▸ **Exercise task**: Restate the full set of records exactly, without adding or dropping a word.

[Stored records]

★ ★ ★

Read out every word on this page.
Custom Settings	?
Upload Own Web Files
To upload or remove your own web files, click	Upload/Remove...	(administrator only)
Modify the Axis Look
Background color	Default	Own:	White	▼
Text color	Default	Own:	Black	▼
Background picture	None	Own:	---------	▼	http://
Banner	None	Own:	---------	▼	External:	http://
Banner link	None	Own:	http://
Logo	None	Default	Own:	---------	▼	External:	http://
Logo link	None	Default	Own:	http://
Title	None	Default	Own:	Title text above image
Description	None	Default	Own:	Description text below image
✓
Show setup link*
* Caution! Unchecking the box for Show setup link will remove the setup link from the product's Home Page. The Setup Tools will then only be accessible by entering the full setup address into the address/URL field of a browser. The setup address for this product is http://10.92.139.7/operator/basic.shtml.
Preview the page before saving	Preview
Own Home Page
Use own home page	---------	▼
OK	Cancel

★ ★ ★

▸ **The output**:
Read out every word on this page.
Custom Settings	?
Upload Own Web Files
To upload or remove your own web files, click	Upload/Remove...	(administrator only)
Modify the Axis Look
Background color	Default	Own:	White	▼
Text color	Default	Own:	Black	▼
Background picture	None	Own:	---------	▼	http://
Banner	None	Own:	---------	▼	External:	http://
Banner link	None	Own:	http://
Logo	None	Default	Own:	---------	▼	External:	http://
Logo link	None	Default	Own:	http://
Title	None	Default	Own:	Title text above image
Description	None	Default	Own:	Description text below image
✓
Show setup link*
* Caution! Unchecking the box for Show setup link will remove the setup link from the product's Home Page. The Setup Tools will then only be accessible by entering the full setup address into the address/URL field of a browser. The setup address for this product is http://10.92.139.7/operator/basic.shtml.
Preview the page before saving	Preview
Own Home Page
Use own home page	---------	▼
OK	Cancel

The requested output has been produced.